— BEGIN EXTRACTED DATA —
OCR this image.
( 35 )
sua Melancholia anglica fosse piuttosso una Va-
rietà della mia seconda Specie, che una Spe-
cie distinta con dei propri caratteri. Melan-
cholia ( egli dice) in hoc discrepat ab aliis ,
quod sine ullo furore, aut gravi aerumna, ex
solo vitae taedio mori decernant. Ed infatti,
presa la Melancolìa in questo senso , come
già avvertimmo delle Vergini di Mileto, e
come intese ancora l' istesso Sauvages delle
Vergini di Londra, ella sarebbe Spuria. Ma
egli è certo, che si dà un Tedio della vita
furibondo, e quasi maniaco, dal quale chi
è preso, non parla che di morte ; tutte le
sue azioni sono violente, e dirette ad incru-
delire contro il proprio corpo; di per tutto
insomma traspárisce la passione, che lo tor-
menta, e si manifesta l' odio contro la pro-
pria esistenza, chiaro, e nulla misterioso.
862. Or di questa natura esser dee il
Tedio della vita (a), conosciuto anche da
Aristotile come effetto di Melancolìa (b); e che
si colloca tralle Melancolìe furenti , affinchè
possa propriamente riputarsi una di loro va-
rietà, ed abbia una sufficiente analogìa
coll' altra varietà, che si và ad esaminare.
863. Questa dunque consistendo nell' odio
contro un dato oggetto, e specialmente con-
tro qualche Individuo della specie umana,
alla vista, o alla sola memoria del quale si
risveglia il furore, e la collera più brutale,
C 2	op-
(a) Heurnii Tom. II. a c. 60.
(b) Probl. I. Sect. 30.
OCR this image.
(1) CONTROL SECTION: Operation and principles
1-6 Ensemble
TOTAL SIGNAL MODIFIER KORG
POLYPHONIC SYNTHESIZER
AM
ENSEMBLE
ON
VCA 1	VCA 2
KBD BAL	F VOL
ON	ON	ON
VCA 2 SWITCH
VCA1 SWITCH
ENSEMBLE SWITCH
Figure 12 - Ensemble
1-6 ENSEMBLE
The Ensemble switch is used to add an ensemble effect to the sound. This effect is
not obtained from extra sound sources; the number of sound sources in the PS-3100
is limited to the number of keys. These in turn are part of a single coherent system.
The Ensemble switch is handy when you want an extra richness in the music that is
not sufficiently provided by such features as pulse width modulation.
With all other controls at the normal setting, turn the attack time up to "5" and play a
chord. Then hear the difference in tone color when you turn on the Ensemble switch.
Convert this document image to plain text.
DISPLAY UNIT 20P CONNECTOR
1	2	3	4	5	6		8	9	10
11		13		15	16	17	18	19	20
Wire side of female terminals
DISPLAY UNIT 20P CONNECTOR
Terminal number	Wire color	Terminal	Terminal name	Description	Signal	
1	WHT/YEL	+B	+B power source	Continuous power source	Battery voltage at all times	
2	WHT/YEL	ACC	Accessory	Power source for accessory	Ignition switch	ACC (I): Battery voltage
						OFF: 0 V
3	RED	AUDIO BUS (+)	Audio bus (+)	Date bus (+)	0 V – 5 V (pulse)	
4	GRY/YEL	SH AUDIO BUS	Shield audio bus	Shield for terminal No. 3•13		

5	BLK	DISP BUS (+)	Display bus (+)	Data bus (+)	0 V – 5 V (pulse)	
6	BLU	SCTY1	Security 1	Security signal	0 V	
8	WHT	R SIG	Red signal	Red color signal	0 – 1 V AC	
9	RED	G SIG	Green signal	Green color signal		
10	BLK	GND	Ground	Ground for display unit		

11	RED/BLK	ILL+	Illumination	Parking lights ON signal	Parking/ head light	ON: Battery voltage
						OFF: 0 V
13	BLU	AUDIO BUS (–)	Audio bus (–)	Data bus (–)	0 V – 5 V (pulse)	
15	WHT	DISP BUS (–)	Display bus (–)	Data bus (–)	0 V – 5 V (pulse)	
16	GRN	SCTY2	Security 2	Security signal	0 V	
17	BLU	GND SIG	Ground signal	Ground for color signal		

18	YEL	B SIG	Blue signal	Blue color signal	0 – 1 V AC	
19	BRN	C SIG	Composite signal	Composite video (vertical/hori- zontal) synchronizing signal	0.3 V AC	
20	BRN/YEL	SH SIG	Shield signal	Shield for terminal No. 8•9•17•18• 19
— END EXTRACTED DATA —
• **DESCRIPTION OF THE TASK**
Give the entries once more, exactly as they appear.

• **TASK RESPONSE**
OCR this image.
( 35 )
sua Melancholia anglica fosse piuttosso una Va-
rietà della mia seconda Specie, che una Spe-
cie distinta con dei propri caratteri. Melan-
cholia ( egli dice) in hoc discrepat ab aliis ,
quod sine ullo furore, aut gravi aerumna, ex
solo vitae taedio mori decernant. Ed infatti,
presa la Melancolìa in questo senso , come
già avvertimmo delle Vergini di Mileto, e
come intese ancora l' istesso Sauvages delle
Vergini di Londra, ella sarebbe Spuria. Ma
egli è certo, che si dà un Tedio della vita
furibondo, e quasi maniaco, dal quale chi
è preso, non parla che di morte ; tutte le
sue azioni sono violente, e dirette ad incru-
delire contro il proprio corpo; di per tutto
insomma traspárisce la passione, che lo tor-
menta, e si manifesta l' odio contro la pro-
pria esistenza, chiaro, e nulla misterioso.
862. Or di questa natura esser dee il
Tedio della vita (a), conosciuto anche da
Aristotile come effetto di Melancolìa (b); e che
si colloca tralle Melancolìe furenti , affinchè
possa propriamente riputarsi una di loro va-
rietà, ed abbia una sufficiente analogìa
coll' altra varietà, che si và ad esaminare.
863. Questa dunque consistendo nell' odio
contro un dato oggetto, e specialmente con-
tro qualche Individuo della specie umana,
alla vista, o alla sola memoria del quale si
risveglia il furore, e la collera più brutale,
C 2	op-
(a) Heurnii Tom. II. a c. 60.
(b) Probl. I. Sect. 30.
OCR this image.
(1) CONTROL SECTION: Operation and principles
1-6 Ensemble
TOTAL SIGNAL MODIFIER KORG
POLYPHONIC SYNTHESIZER
AM
ENSEMBLE
ON
VCA 1	VCA 2
KBD BAL	F VOL
ON	ON	ON
VCA 2 SWITCH
VCA1 SWITCH
ENSEMBLE SWITCH
Figure 12 - Ensemble
1-6 ENSEMBLE
The Ensemble switch is used to add an ensemble effect to the sound. This effect is
not obtained from extra sound sources; the number of sound sources in the PS-3100
is limited to the number of keys. These in turn are part of a single coherent system.
The Ensemble switch is handy when you want an extra richness in the music that is
not sufficiently provided by such features as pulse width modulation.
With all other controls at the normal setting, turn the attack time up to "5" and play a
chord. Then hear the difference in tone color when you turn on the Ensemble switch.
Convert this document image to plain text.
DISPLAY UNIT 20P CONNECTOR
1	2	3	4	5	6		8	9	10
11		13		15	16	17	18	19	20
Wire side of female terminals
DISPLAY UNIT 20P CONNECTOR
Terminal number	Wire color	Terminal	Terminal name	Description	Signal	
1	WHT/YEL	+B	+B power source	Continuous power source	Battery voltage at all times	
2	WHT/YEL	ACC	Accessory	Power source for accessory	Ignition switch	ACC (I): Battery voltage
						OFF: 0 V
3	RED	AUDIO BUS (+)	Audio bus (+)	Date bus (+)	0 V – 5 V (pulse)	
4	GRY/YEL	SH AUDIO BUS	Shield audio bus	Shield for terminal No. 3•13		

5	BLK	DISP BUS (+)	Display bus (+)	Data bus (+)	0 V – 5 V (pulse)	
6	BLU	SCTY1	Security 1	Security signal	0 V	
8	WHT	R SIG	Red signal	Red color signal	0 – 1 V AC	
9	RED	G SIG	Green signal	Green color signal		
10	BLK	GND	Ground	Ground for display unit		

11	RED/BLK	ILL+	Illumination	Parking lights ON signal	Parking/ head light	ON: Battery voltage
						OFF: 0 V
13	BLU	AUDIO BUS (–)	Audio bus (–)	Data bus (–)	0 V – 5 V (pulse)	
15	WHT	DISP BUS (–)	Display bus (–)	Data bus (–)	0 V – 5 V (pulse)	
16	GRN	SCTY2	Security 2	Security signal	0 V	
17	BLU	GND SIG	Ground signal	Ground for color signal		

18	YEL	B SIG	Blue signal	Blue color signal	0 – 1 V AC	
19	BRN	C SIG	Composite signal	Composite video (vertical/hori- zontal) synchronizing signal	0.3 V AC	
20	BRN/YEL	SH SIG	Shield signal	Shield for terminal No. 8•9•17•18• 19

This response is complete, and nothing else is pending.